EXERCISE TASK | Reproduce the lines of the material exactly, excluding every image.

[Records from a collection of figures]
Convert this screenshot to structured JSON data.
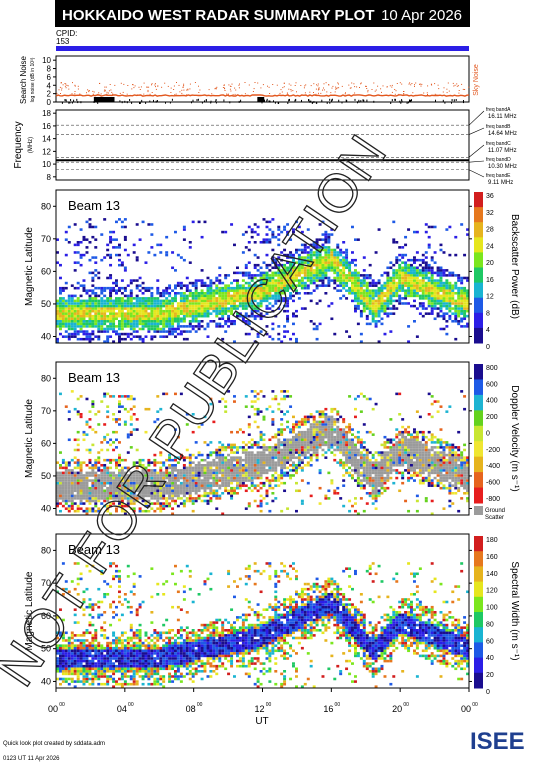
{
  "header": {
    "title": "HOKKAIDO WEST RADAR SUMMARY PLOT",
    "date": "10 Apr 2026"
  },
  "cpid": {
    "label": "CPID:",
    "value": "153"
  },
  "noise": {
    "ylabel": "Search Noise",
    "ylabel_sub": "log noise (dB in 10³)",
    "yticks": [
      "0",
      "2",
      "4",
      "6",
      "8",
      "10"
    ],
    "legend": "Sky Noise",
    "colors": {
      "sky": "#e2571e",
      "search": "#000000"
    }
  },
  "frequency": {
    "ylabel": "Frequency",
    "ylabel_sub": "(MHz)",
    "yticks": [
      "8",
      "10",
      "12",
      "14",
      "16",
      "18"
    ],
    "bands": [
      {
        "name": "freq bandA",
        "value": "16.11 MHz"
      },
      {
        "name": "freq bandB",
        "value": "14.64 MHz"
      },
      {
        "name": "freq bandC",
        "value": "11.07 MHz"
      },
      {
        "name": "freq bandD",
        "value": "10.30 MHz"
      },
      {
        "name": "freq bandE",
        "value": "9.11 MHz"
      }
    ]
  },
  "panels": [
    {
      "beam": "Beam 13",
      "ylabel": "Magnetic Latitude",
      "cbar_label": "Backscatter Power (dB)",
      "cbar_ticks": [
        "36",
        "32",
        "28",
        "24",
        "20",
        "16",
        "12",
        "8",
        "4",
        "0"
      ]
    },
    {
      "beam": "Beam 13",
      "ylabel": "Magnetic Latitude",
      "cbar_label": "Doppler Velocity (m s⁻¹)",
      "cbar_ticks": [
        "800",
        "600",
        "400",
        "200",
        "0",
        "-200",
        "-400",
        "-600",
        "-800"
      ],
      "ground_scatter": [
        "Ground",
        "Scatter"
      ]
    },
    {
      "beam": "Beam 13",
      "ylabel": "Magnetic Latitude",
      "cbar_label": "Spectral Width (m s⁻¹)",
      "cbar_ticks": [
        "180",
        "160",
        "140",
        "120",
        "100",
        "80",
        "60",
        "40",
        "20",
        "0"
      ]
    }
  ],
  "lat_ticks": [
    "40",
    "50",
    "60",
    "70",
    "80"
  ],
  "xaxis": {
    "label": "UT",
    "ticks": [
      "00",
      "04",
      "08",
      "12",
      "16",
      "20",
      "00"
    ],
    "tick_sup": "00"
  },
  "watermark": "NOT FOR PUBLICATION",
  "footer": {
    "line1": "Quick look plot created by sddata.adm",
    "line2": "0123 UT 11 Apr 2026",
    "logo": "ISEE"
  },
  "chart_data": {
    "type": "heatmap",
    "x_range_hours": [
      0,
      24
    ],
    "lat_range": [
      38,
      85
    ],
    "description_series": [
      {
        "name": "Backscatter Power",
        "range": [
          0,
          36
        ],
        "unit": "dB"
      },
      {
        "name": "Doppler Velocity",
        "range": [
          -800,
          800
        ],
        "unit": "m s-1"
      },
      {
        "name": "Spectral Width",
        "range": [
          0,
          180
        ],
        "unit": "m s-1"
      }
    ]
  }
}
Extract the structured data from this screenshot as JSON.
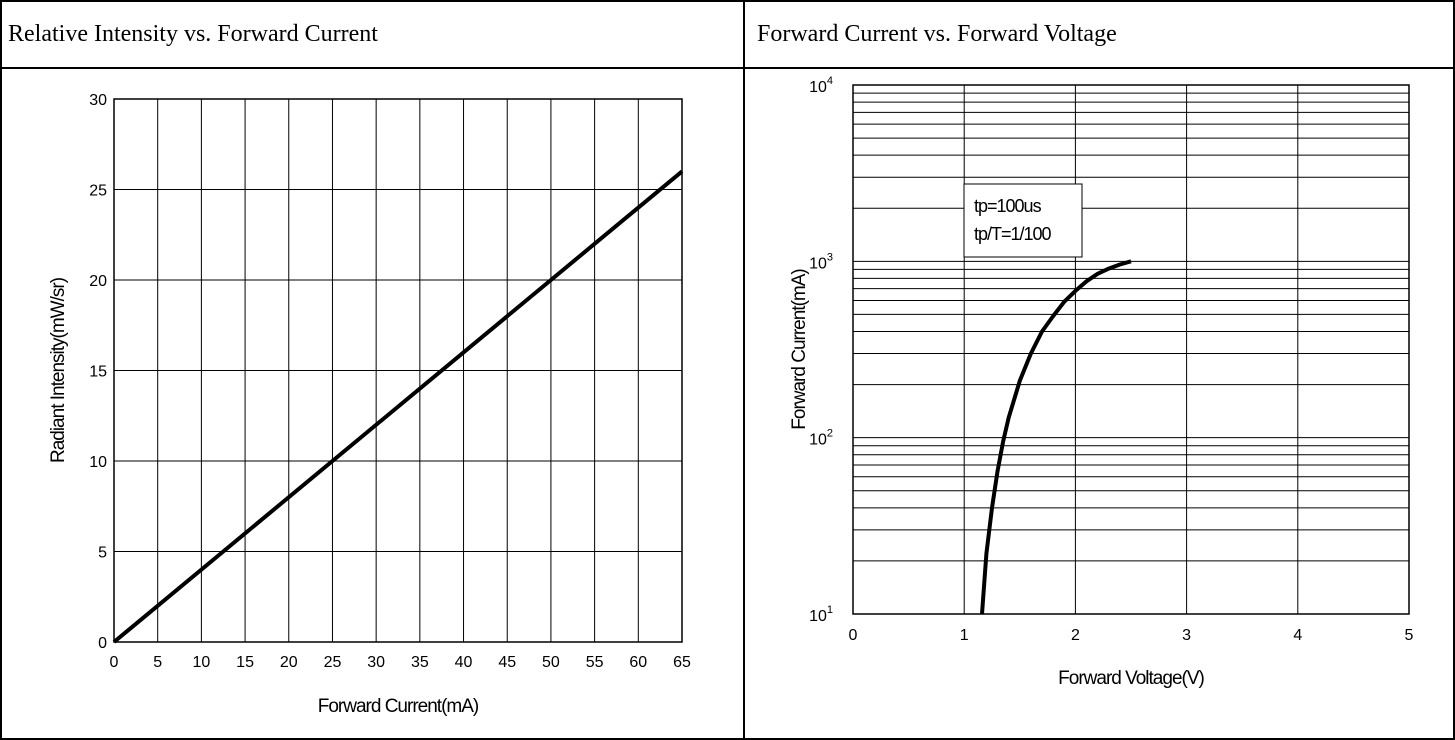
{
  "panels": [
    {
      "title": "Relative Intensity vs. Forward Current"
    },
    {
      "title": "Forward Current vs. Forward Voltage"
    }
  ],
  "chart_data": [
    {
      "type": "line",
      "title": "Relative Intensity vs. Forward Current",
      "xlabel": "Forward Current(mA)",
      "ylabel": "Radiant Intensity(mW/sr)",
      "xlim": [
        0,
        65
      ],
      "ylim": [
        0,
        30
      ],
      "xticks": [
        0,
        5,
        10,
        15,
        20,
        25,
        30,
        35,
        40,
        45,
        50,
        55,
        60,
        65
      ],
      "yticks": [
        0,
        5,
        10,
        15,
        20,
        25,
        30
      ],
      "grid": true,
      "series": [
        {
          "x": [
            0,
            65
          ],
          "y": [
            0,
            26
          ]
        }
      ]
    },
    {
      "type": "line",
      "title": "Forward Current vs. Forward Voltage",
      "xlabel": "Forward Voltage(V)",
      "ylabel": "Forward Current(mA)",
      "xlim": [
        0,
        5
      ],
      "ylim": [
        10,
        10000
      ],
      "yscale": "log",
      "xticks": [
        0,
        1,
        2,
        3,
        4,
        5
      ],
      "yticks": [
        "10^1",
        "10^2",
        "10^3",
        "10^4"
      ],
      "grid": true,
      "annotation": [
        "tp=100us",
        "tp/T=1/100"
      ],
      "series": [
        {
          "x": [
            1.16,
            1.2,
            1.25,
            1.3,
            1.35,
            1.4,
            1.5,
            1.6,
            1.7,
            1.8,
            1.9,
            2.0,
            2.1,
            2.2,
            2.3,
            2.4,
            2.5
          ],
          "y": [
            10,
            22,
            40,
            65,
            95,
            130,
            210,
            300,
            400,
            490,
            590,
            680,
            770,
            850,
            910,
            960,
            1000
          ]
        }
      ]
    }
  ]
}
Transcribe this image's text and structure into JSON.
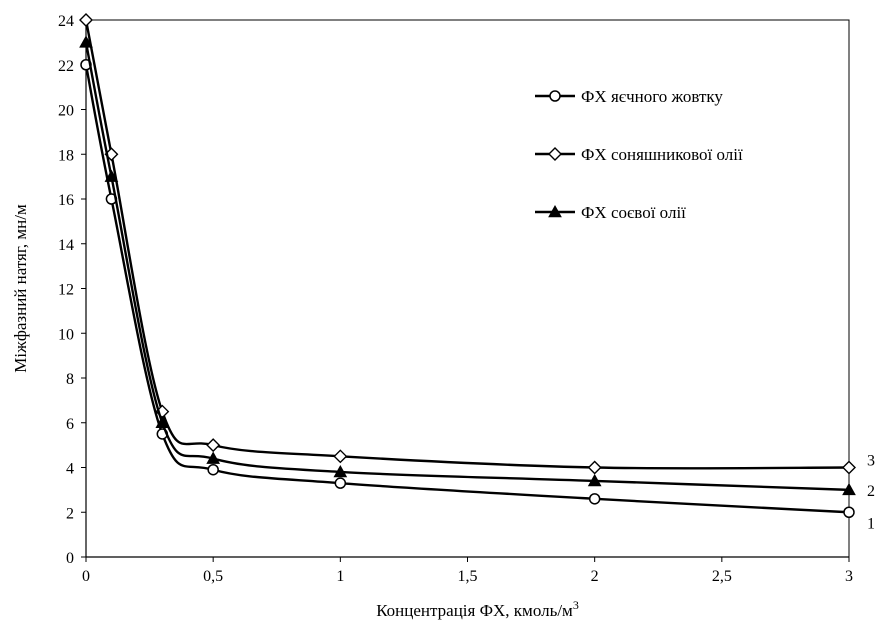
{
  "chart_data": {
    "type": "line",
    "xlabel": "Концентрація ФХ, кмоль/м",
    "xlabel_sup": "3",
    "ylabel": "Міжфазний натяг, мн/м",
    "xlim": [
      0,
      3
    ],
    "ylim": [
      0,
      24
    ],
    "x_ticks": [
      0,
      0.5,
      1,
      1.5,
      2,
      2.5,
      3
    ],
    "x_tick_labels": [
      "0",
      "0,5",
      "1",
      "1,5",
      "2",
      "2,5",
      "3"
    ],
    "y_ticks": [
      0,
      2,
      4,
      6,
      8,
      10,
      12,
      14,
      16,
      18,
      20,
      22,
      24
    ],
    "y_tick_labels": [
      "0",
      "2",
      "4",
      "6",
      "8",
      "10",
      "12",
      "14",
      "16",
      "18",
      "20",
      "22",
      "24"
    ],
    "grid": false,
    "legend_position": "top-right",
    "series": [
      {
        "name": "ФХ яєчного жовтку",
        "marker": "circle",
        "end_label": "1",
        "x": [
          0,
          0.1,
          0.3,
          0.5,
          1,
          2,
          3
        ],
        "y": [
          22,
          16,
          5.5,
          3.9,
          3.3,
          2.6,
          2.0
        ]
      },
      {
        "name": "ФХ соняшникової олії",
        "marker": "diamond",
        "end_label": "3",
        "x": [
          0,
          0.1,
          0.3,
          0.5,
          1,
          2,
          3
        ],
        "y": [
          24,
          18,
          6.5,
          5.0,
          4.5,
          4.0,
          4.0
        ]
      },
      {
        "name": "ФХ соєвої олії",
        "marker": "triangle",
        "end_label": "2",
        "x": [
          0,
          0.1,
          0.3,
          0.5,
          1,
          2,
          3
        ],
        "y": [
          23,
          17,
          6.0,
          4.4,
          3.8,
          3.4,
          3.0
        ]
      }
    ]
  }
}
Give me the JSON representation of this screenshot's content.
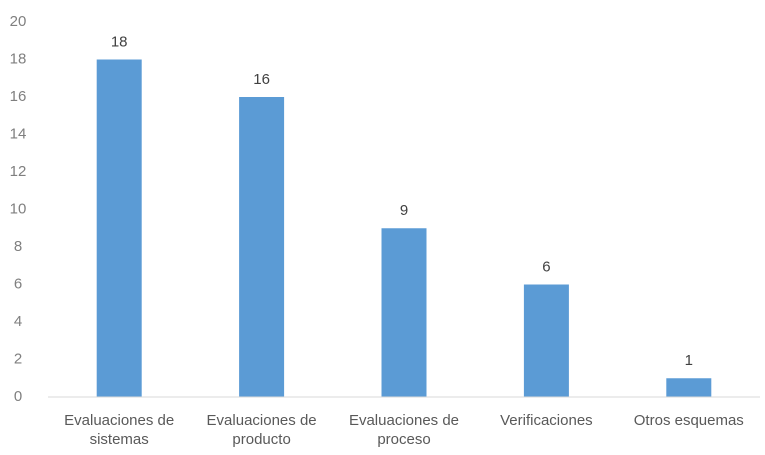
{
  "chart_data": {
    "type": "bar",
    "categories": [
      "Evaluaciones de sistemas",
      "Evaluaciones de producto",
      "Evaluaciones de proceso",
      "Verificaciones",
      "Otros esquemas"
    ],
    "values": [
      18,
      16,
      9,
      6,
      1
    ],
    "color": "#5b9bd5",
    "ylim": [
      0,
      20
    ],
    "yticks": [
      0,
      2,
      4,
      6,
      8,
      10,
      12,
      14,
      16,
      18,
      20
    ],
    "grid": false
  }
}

TASK ANSWER |
Convert this screenshot to structured JSON data.
{
  "header": {
    "title": "HOKKAIDO WEST RADAR SUMMARY PLOT",
    "date": "10 Apr 2026"
  },
  "cpid": {
    "label": "CPID:",
    "value": "153"
  },
  "noise": {
    "ylabel": "Search Noise",
    "ylabel_sub": "log noise (dB in 10³)",
    "yticks": [
      "0",
      "2",
      "4",
      "6",
      "8",
      "10"
    ],
    "legend": "Sky Noise",
    "colors": {
      "sky": "#e2571e",
      "search": "#000000"
    }
  },
  "frequency": {
    "ylabel": "Frequency",
    "ylabel_sub": "(MHz)",
    "yticks": [
      "8",
      "10",
      "12",
      "14",
      "16",
      "18"
    ],
    "bands": [
      {
        "name": "freq bandA",
        "value": "16.11 MHz"
      },
      {
        "name": "freq bandB",
        "value": "14.64 MHz"
      },
      {
        "name": "freq bandC",
        "value": "11.07 MHz"
      },
      {
        "name": "freq bandD",
        "value": "10.30 MHz"
      },
      {
        "name": "freq bandE",
        "value": "9.11 MHz"
      }
    ]
  },
  "panels": [
    {
      "beam": "Beam 13",
      "ylabel": "Magnetic Latitude",
      "cbar_label": "Backscatter Power (dB)",
      "cbar_ticks": [
        "36",
        "32",
        "28",
        "24",
        "20",
        "16",
        "12",
        "8",
        "4",
        "0"
      ]
    },
    {
      "beam": "Beam 13",
      "ylabel": "Magnetic Latitude",
      "cbar_label": "Doppler Velocity (m s⁻¹)",
      "cbar_ticks": [
        "800",
        "600",
        "400",
        "200",
        "0",
        "-200",
        "-400",
        "-600",
        "-800"
      ],
      "ground_scatter": [
        "Ground",
        "Scatter"
      ]
    },
    {
      "beam": "Beam 13",
      "ylabel": "Magnetic Latitude",
      "cbar_label": "Spectral Width (m s⁻¹)",
      "cbar_ticks": [
        "180",
        "160",
        "140",
        "120",
        "100",
        "80",
        "60",
        "40",
        "20",
        "0"
      ]
    }
  ],
  "lat_ticks": [
    "40",
    "50",
    "60",
    "70",
    "80"
  ],
  "xaxis": {
    "label": "UT",
    "ticks": [
      "00",
      "04",
      "08",
      "12",
      "16",
      "20",
      "00"
    ],
    "tick_sup": "00"
  },
  "watermark": "NOT FOR PUBLICATION",
  "footer": {
    "line1": "Quick look plot created by sddata.adm",
    "line2": "0123 UT 11 Apr 2026",
    "logo": "ISEE"
  },
  "chart_data": {
    "type": "heatmap",
    "x_range_hours": [
      0,
      24
    ],
    "lat_range": [
      38,
      85
    ],
    "description_series": [
      {
        "name": "Backscatter Power",
        "range": [
          0,
          36
        ],
        "unit": "dB"
      },
      {
        "name": "Doppler Velocity",
        "range": [
          -800,
          800
        ],
        "unit": "m s-1"
      },
      {
        "name": "Spectral Width",
        "range": [
          0,
          180
        ],
        "unit": "m s-1"
      }
    ]
  }
}
Extract the structured data from this screenshot as JSON.
{
  "panels": [
    {
      "title": "Relative Intensity vs. Forward Current"
    },
    {
      "title": "Forward Current vs. Forward Voltage"
    }
  ],
  "chart_data": [
    {
      "type": "line",
      "title": "Relative Intensity vs. Forward Current",
      "xlabel": "Forward Current(mA)",
      "ylabel": "Radiant Intensity(mW/sr)",
      "xlim": [
        0,
        65
      ],
      "ylim": [
        0,
        30
      ],
      "xticks": [
        0,
        5,
        10,
        15,
        20,
        25,
        30,
        35,
        40,
        45,
        50,
        55,
        60,
        65
      ],
      "yticks": [
        0,
        5,
        10,
        15,
        20,
        25,
        30
      ],
      "grid": true,
      "series": [
        {
          "x": [
            0,
            65
          ],
          "y": [
            0,
            26
          ]
        }
      ]
    },
    {
      "type": "line",
      "title": "Forward Current vs. Forward Voltage",
      "xlabel": "Forward Voltage(V)",
      "ylabel": "Forward Current(mA)",
      "xlim": [
        0,
        5
      ],
      "ylim": [
        10,
        10000
      ],
      "yscale": "log",
      "xticks": [
        0,
        1,
        2,
        3,
        4,
        5
      ],
      "yticks": [
        "10^1",
        "10^2",
        "10^3",
        "10^4"
      ],
      "grid": true,
      "annotation": [
        "tp=100us",
        "tp/T=1/100"
      ],
      "series": [
        {
          "x": [
            1.16,
            1.2,
            1.25,
            1.3,
            1.35,
            1.4,
            1.5,
            1.6,
            1.7,
            1.8,
            1.9,
            2.0,
            2.1,
            2.2,
            2.3,
            2.4,
            2.5
          ],
          "y": [
            10,
            22,
            40,
            65,
            95,
            130,
            210,
            300,
            400,
            490,
            590,
            680,
            770,
            850,
            910,
            960,
            1000
          ]
        }
      ]
    }
  ]
}
Transcribe this image's text and structure into JSON.
{
  "chart_data": {
    "type": "line",
    "xlabel": "Концентрація ФХ, кмоль/м",
    "xlabel_sup": "3",
    "ylabel": "Міжфазний натяг, мн/м",
    "xlim": [
      0,
      3
    ],
    "ylim": [
      0,
      24
    ],
    "x_ticks": [
      0,
      0.5,
      1,
      1.5,
      2,
      2.5,
      3
    ],
    "x_tick_labels": [
      "0",
      "0,5",
      "1",
      "1,5",
      "2",
      "2,5",
      "3"
    ],
    "y_ticks": [
      0,
      2,
      4,
      6,
      8,
      10,
      12,
      14,
      16,
      18,
      20,
      22,
      24
    ],
    "y_tick_labels": [
      "0",
      "2",
      "4",
      "6",
      "8",
      "10",
      "12",
      "14",
      "16",
      "18",
      "20",
      "22",
      "24"
    ],
    "grid": false,
    "legend_position": "top-right",
    "series": [
      {
        "name": "ФХ яєчного жовтку",
        "marker": "circle",
        "end_label": "1",
        "x": [
          0,
          0.1,
          0.3,
          0.5,
          1,
          2,
          3
        ],
        "y": [
          22,
          16,
          5.5,
          3.9,
          3.3,
          2.6,
          2.0
        ]
      },
      {
        "name": "ФХ соняшникової олії",
        "marker": "diamond",
        "end_label": "3",
        "x": [
          0,
          0.1,
          0.3,
          0.5,
          1,
          2,
          3
        ],
        "y": [
          24,
          18,
          6.5,
          5.0,
          4.5,
          4.0,
          4.0
        ]
      },
      {
        "name": "ФХ соєвої олії",
        "marker": "triangle",
        "end_label": "2",
        "x": [
          0,
          0.1,
          0.3,
          0.5,
          1,
          2,
          3
        ],
        "y": [
          23,
          17,
          6.0,
          4.4,
          3.8,
          3.4,
          3.0
        ]
      }
    ]
  }
}
Give me the JSON representation of this screenshot's content.
{
  "chart_data": {
    "type": "bar",
    "categories": [
      "Evaluaciones de sistemas",
      "Evaluaciones de producto",
      "Evaluaciones de proceso",
      "Verificaciones",
      "Otros esquemas"
    ],
    "values": [
      18,
      16,
      9,
      6,
      1
    ],
    "color": "#5b9bd5",
    "ylim": [
      0,
      20
    ],
    "yticks": [
      0,
      2,
      4,
      6,
      8,
      10,
      12,
      14,
      16,
      18,
      20
    ],
    "grid": false
  }
}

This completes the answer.